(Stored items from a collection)
☆ ☆ ☆
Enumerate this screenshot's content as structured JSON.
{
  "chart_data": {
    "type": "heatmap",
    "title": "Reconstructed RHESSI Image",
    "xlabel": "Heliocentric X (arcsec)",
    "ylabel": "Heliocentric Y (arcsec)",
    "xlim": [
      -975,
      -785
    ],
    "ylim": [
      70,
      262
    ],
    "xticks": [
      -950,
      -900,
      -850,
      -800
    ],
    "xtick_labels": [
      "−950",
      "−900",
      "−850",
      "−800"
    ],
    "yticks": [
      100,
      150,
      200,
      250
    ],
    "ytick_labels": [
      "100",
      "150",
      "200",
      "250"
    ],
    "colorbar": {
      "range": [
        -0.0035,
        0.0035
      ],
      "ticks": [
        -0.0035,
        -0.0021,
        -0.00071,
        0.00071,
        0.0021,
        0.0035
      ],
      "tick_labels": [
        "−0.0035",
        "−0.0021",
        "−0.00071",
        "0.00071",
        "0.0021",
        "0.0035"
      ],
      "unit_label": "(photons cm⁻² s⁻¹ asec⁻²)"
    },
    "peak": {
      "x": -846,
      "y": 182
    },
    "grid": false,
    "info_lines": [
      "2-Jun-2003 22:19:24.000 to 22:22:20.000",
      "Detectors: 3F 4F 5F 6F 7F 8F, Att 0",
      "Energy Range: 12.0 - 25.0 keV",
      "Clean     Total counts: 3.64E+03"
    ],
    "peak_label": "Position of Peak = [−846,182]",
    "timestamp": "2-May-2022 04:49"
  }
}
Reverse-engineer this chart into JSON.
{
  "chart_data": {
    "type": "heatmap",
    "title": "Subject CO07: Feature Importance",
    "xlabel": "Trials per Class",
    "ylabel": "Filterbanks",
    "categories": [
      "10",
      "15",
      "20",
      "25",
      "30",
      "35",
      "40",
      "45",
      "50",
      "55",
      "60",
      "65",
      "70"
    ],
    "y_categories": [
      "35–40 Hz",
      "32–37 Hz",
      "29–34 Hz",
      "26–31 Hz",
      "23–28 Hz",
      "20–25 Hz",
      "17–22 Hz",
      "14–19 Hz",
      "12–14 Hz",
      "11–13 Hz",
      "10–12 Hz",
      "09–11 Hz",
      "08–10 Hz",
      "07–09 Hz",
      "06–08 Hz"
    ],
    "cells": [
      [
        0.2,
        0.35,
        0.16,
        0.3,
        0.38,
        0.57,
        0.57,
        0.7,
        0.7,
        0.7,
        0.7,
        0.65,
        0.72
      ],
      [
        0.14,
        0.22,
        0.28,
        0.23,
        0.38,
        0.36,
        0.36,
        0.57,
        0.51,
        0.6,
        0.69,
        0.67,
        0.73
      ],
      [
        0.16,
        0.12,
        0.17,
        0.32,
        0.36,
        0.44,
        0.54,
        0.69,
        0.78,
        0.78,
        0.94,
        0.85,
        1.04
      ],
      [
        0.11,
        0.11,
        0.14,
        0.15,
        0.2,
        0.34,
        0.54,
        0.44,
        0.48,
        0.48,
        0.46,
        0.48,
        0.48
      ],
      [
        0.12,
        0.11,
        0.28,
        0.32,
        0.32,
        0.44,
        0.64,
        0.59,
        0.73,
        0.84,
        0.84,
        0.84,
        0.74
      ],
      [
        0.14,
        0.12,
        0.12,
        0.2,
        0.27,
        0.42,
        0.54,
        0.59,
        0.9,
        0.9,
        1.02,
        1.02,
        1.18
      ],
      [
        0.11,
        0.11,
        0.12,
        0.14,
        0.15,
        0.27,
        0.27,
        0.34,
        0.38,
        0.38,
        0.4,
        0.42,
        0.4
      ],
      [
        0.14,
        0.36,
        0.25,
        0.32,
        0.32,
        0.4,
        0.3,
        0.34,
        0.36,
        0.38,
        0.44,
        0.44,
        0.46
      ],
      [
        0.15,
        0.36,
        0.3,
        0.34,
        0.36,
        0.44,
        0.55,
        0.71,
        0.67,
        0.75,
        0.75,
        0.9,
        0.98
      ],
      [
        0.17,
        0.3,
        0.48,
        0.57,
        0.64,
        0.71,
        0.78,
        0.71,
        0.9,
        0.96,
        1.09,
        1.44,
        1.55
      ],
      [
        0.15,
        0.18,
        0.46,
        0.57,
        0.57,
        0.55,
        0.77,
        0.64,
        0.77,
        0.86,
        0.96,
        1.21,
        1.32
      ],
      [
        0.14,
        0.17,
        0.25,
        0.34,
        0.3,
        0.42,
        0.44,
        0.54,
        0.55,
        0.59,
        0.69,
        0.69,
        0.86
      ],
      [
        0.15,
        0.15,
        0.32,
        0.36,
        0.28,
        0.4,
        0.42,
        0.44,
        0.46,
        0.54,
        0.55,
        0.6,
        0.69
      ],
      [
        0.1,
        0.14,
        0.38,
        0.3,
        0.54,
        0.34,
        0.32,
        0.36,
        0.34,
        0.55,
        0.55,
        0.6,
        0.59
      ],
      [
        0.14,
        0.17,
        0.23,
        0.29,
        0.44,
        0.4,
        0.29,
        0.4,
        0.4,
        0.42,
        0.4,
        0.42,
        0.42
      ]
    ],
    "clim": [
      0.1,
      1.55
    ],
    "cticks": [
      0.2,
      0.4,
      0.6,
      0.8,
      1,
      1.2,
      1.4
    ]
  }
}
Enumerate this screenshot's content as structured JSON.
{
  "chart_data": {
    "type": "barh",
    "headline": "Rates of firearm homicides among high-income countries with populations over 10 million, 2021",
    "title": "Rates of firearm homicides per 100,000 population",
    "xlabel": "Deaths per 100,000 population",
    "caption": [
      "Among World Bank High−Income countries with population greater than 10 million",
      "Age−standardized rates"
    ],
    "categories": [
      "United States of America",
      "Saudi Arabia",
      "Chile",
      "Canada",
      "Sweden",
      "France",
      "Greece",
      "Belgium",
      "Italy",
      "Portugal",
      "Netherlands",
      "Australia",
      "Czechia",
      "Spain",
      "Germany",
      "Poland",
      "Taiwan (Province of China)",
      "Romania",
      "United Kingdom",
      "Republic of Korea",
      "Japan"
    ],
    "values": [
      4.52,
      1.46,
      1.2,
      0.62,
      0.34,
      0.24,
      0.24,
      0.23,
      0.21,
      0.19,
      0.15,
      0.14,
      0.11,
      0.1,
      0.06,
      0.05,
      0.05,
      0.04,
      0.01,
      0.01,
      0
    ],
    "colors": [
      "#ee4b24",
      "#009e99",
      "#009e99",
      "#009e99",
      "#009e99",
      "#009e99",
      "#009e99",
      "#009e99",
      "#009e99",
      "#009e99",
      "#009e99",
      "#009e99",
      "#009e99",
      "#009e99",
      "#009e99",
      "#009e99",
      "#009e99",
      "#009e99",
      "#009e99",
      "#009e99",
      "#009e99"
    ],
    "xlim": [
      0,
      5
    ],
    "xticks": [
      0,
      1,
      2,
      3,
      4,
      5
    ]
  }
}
☆ ☆ ☆
● EXERCISE BRIEF:
All of the records must be retyped exactly as they are.

● WRITTEN RESPONSE:
Enumerate this screenshot's content as structured JSON.
{
  "chart_data": {
    "type": "heatmap",
    "title": "Reconstructed RHESSI Image",
    "xlabel": "Heliocentric X (arcsec)",
    "ylabel": "Heliocentric Y (arcsec)",
    "xlim": [
      -975,
      -785
    ],
    "ylim": [
      70,
      262
    ],
    "xticks": [
      -950,
      -900,
      -850,
      -800
    ],
    "xtick_labels": [
      "−950",
      "−900",
      "−850",
      "−800"
    ],
    "yticks": [
      100,
      150,
      200,
      250
    ],
    "ytick_labels": [
      "100",
      "150",
      "200",
      "250"
    ],
    "colorbar": {
      "range": [
        -0.0035,
        0.0035
      ],
      "ticks": [
        -0.0035,
        -0.0021,
        -0.00071,
        0.00071,
        0.0021,
        0.0035
      ],
      "tick_labels": [
        "−0.0035",
        "−0.0021",
        "−0.00071",
        "0.00071",
        "0.0021",
        "0.0035"
      ],
      "unit_label": "(photons cm⁻² s⁻¹ asec⁻²)"
    },
    "peak": {
      "x": -846,
      "y": 182
    },
    "grid": false,
    "info_lines": [
      "2-Jun-2003 22:19:24.000 to 22:22:20.000",
      "Detectors: 3F 4F 5F 6F 7F 8F, Att 0",
      "Energy Range: 12.0 - 25.0 keV",
      "Clean     Total counts: 3.64E+03"
    ],
    "peak_label": "Position of Peak = [−846,182]",
    "timestamp": "2-May-2022 04:49"
  }
}
Reverse-engineer this chart into JSON.
{
  "chart_data": {
    "type": "heatmap",
    "title": "Subject CO07: Feature Importance",
    "xlabel": "Trials per Class",
    "ylabel": "Filterbanks",
    "categories": [
      "10",
      "15",
      "20",
      "25",
      "30",
      "35",
      "40",
      "45",
      "50",
      "55",
      "60",
      "65",
      "70"
    ],
    "y_categories": [
      "35–40 Hz",
      "32–37 Hz",
      "29–34 Hz",
      "26–31 Hz",
      "23–28 Hz",
      "20–25 Hz",
      "17–22 Hz",
      "14–19 Hz",
      "12–14 Hz",
      "11–13 Hz",
      "10–12 Hz",
      "09–11 Hz",
      "08–10 Hz",
      "07–09 Hz",
      "06–08 Hz"
    ],
    "cells": [
      [
        0.2,
        0.35,
        0.16,
        0.3,
        0.38,
        0.57,
        0.57,
        0.7,
        0.7,
        0.7,
        0.7,
        0.65,
        0.72
      ],
      [
        0.14,
        0.22,
        0.28,
        0.23,
        0.38,
        0.36,
        0.36,
        0.57,
        0.51,
        0.6,
        0.69,
        0.67,
        0.73
      ],
      [
        0.16,
        0.12,
        0.17,
        0.32,
        0.36,
        0.44,
        0.54,
        0.69,
        0.78,
        0.78,
        0.94,
        0.85,
        1.04
      ],
      [
        0.11,
        0.11,
        0.14,
        0.15,
        0.2,
        0.34,
        0.54,
        0.44,
        0.48,
        0.48,
        0.46,
        0.48,
        0.48
      ],
      [
        0.12,
        0.11,
        0.28,
        0.32,
        0.32,
        0.44,
        0.64,
        0.59,
        0.73,
        0.84,
        0.84,
        0.84,
        0.74
      ],
      [
        0.14,
        0.12,
        0.12,
        0.2,
        0.27,
        0.42,
        0.54,
        0.59,
        0.9,
        0.9,
        1.02,
        1.02,
        1.18
      ],
      [
        0.11,
        0.11,
        0.12,
        0.14,
        0.15,
        0.27,
        0.27,
        0.34,
        0.38,
        0.38,
        0.4,
        0.42,
        0.4
      ],
      [
        0.14,
        0.36,
        0.25,
        0.32,
        0.32,
        0.4,
        0.3,
        0.34,
        0.36,
        0.38,
        0.44,
        0.44,
        0.46
      ],
      [
        0.15,
        0.36,
        0.3,
        0.34,
        0.36,
        0.44,
        0.55,
        0.71,
        0.67,
        0.75,
        0.75,
        0.9,
        0.98
      ],
      [
        0.17,
        0.3,
        0.48,
        0.57,
        0.64,
        0.71,
        0.78,
        0.71,
        0.9,
        0.96,
        1.09,
        1.44,
        1.55
      ],
      [
        0.15,
        0.18,
        0.46,
        0.57,
        0.57,
        0.55,
        0.77,
        0.64,
        0.77,
        0.86,
        0.96,
        1.21,
        1.32
      ],
      [
        0.14,
        0.17,
        0.25,
        0.34,
        0.3,
        0.42,
        0.44,
        0.54,
        0.55,
        0.59,
        0.69,
        0.69,
        0.86
      ],
      [
        0.15,
        0.15,
        0.32,
        0.36,
        0.28,
        0.4,
        0.42,
        0.44,
        0.46,
        0.54,
        0.55,
        0.6,
        0.69
      ],
      [
        0.1,
        0.14,
        0.38,
        0.3,
        0.54,
        0.34,
        0.32,
        0.36,
        0.34,
        0.55,
        0.55,
        0.6,
        0.59
      ],
      [
        0.14,
        0.17,
        0.23,
        0.29,
        0.44,
        0.4,
        0.29,
        0.4,
        0.4,
        0.42,
        0.4,
        0.42,
        0.42
      ]
    ],
    "clim": [
      0.1,
      1.55
    ],
    "cticks": [
      0.2,
      0.4,
      0.6,
      0.8,
      1,
      1.2,
      1.4
    ]
  }
}
Enumerate this screenshot's content as structured JSON.
{
  "chart_data": {
    "type": "barh",
    "headline": "Rates of firearm homicides among high-income countries with populations over 10 million, 2021",
    "title": "Rates of firearm homicides per 100,000 population",
    "xlabel": "Deaths per 100,000 population",
    "caption": [
      "Among World Bank High−Income countries with population greater than 10 million",
      "Age−standardized rates"
    ],
    "categories": [
      "United States of America",
      "Saudi Arabia",
      "Chile",
      "Canada",
      "Sweden",
      "France",
      "Greece",
      "Belgium",
      "Italy",
      "Portugal",
      "Netherlands",
      "Australia",
      "Czechia",
      "Spain",
      "Germany",
      "Poland",
      "Taiwan (Province of China)",
      "Romania",
      "United Kingdom",
      "Republic of Korea",
      "Japan"
    ],
    "values": [
      4.52,
      1.46,
      1.2,
      0.62,
      0.34,
      0.24,
      0.24,
      0.23,
      0.21,
      0.19,
      0.15,
      0.14,
      0.11,
      0.1,
      0.06,
      0.05,
      0.05,
      0.04,
      0.01,
      0.01,
      0
    ],
    "colors": [
      "#ee4b24",
      "#009e99",
      "#009e99",
      "#009e99",
      "#009e99",
      "#009e99",
      "#009e99",
      "#009e99",
      "#009e99",
      "#009e99",
      "#009e99",
      "#009e99",
      "#009e99",
      "#009e99",
      "#009e99",
      "#009e99",
      "#009e99",
      "#009e99",
      "#009e99",
      "#009e99",
      "#009e99"
    ],
    "xlim": [
      0,
      5
    ],
    "xticks": [
      0,
      1,
      2,
      3,
      4,
      5
    ]
  }
}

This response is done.